- _Directions for this task_
Copy out lines with the word "username" from the material that follows.

......

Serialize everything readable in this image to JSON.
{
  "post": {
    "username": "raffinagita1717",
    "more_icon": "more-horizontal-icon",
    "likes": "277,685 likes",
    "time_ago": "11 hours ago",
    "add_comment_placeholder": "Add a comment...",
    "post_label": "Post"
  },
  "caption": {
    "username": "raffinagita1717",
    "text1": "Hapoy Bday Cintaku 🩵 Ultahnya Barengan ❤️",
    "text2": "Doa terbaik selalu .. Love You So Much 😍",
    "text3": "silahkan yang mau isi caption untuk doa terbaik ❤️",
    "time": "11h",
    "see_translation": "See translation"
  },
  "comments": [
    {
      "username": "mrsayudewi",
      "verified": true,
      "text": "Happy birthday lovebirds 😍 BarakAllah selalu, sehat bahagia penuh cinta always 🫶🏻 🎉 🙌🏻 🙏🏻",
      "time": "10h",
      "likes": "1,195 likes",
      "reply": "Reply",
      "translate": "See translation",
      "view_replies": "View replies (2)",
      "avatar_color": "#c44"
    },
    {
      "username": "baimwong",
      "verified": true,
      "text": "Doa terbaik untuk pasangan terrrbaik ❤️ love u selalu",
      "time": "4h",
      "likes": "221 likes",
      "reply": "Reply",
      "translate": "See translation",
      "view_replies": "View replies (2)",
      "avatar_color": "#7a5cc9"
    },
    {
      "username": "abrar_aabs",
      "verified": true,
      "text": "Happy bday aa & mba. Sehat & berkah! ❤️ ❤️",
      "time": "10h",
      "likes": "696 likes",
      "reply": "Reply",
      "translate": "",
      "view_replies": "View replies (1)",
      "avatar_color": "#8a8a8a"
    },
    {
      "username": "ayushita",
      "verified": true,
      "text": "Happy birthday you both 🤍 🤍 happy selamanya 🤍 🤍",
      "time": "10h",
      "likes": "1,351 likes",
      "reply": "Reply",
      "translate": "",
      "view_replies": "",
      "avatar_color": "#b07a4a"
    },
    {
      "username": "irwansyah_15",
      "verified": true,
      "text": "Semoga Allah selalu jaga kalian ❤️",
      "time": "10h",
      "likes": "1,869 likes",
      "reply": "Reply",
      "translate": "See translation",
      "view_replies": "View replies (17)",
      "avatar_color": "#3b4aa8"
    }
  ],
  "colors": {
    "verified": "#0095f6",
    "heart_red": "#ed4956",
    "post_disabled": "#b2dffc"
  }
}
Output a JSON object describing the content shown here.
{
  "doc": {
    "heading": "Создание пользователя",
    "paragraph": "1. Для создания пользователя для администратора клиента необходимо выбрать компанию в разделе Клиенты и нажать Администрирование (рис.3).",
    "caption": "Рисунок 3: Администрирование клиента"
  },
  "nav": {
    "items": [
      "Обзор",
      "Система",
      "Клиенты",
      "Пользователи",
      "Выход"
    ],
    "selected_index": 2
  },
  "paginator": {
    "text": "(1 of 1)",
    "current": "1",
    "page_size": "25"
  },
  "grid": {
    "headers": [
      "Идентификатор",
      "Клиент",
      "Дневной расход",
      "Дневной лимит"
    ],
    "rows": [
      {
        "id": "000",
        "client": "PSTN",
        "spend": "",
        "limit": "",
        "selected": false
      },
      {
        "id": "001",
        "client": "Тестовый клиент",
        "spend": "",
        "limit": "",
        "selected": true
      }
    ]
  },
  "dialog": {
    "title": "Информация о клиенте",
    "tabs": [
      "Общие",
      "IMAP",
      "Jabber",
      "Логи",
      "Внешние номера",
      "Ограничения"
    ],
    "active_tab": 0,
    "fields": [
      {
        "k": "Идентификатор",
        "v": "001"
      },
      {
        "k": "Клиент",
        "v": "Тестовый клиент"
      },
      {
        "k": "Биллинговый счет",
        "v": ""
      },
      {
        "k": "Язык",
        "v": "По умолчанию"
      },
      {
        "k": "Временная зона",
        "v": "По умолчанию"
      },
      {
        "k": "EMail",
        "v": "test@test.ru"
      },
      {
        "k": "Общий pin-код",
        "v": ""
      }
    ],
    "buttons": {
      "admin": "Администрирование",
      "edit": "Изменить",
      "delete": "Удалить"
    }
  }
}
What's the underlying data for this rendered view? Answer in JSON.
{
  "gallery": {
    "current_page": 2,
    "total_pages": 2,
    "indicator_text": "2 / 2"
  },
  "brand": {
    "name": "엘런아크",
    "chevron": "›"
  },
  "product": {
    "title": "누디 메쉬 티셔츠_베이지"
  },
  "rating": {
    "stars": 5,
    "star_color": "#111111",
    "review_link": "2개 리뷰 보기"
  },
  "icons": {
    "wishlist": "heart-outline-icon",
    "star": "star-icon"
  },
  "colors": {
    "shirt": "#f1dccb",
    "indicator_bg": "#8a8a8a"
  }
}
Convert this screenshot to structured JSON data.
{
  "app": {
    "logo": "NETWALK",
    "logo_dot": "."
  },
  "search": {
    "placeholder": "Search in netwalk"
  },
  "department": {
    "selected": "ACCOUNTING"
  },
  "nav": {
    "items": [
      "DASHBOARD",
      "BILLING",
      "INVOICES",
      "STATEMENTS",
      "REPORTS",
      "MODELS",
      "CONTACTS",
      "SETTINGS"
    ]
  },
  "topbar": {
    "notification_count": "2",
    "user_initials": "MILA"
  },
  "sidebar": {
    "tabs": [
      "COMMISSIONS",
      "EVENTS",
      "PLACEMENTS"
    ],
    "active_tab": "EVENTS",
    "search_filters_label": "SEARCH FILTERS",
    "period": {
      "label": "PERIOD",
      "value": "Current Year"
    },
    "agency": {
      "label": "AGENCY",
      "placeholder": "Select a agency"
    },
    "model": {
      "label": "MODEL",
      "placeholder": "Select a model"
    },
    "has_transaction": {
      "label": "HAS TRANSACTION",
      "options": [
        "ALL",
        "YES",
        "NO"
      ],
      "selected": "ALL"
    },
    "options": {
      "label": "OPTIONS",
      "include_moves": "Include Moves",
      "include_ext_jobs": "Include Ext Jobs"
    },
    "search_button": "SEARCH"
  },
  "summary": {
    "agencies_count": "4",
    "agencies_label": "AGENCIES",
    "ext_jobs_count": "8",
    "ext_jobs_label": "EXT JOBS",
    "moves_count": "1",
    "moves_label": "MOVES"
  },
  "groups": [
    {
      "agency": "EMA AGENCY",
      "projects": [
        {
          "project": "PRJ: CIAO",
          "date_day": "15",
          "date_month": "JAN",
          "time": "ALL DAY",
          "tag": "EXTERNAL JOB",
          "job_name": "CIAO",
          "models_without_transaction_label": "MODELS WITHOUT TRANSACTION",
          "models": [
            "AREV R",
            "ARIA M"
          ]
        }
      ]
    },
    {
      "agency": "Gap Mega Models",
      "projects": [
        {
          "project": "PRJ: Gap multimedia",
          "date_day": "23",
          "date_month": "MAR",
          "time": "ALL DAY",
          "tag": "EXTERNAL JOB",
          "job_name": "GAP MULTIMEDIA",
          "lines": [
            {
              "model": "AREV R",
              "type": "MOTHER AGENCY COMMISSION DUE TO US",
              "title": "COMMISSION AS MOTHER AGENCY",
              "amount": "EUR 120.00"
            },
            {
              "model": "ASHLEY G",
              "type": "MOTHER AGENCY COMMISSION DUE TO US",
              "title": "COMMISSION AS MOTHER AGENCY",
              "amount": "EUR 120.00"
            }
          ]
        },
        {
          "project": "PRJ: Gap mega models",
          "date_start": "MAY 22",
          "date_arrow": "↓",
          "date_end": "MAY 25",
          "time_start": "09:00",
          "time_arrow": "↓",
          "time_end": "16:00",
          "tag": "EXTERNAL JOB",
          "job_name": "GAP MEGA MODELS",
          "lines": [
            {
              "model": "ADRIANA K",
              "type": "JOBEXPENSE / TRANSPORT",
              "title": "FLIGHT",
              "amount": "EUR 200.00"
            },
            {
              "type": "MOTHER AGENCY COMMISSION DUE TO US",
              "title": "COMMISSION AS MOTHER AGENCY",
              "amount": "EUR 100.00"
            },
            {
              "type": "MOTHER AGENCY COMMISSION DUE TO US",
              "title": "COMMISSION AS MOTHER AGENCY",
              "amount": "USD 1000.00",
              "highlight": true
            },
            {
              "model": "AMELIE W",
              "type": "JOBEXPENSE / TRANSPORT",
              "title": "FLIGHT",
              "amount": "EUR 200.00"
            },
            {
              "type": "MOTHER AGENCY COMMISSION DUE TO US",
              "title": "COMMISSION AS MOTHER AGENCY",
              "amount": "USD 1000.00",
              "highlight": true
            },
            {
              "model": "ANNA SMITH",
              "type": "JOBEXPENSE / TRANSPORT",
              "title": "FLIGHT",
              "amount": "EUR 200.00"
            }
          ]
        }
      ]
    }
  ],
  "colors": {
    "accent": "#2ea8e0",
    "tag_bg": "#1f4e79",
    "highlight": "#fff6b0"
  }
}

......

- _Answer to the exercise_
    "username": "raffinagita1717",
    "username": "raffinagita1717",
      "username": "mrsayudewi",
      "username": "baimwong",
      "username": "abrar_aabs",
      "username": "ayushita",
      "username": "irwansyah_15",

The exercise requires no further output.